• **Given exercise**: Copy all lines below containing "title".

========

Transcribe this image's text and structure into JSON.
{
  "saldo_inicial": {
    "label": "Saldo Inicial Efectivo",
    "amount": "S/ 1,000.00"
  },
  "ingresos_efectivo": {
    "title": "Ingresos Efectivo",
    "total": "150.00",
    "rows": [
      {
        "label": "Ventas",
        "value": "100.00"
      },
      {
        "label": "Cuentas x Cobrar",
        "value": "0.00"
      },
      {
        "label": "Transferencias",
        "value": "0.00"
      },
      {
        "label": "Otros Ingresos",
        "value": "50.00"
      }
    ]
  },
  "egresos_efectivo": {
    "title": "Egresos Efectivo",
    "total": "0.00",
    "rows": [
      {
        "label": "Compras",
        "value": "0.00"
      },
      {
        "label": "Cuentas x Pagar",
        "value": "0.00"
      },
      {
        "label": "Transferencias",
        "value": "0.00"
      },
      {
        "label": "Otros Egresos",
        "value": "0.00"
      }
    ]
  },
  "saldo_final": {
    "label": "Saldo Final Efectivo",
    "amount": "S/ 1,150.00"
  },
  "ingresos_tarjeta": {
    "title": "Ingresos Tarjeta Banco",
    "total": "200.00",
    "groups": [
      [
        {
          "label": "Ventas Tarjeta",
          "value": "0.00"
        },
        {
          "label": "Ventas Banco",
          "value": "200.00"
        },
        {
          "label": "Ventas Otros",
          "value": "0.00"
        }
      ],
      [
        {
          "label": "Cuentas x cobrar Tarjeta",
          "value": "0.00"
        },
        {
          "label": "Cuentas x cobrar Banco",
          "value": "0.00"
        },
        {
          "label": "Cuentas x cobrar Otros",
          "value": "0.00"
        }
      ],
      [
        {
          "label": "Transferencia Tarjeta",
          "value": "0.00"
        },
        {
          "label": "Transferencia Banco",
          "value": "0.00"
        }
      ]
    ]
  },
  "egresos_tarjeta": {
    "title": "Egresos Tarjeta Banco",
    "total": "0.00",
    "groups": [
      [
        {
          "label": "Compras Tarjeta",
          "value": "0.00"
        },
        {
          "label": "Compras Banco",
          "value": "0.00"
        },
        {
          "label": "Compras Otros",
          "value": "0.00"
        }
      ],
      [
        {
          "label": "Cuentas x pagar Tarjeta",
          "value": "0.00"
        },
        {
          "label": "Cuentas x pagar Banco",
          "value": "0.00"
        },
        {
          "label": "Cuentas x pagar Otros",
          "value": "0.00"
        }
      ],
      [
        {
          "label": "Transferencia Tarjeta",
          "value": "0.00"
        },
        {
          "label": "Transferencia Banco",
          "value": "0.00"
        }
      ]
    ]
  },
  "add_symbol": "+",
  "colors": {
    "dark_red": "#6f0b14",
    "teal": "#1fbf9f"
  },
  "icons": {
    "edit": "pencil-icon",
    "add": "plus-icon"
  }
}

========

• **Finished answer**:
    "title": "Ingresos Efectivo",
    "title": "Egresos Efectivo",
    "title": "Ingresos Tarjeta Banco",
    "title": "Egresos Tarjeta Banco",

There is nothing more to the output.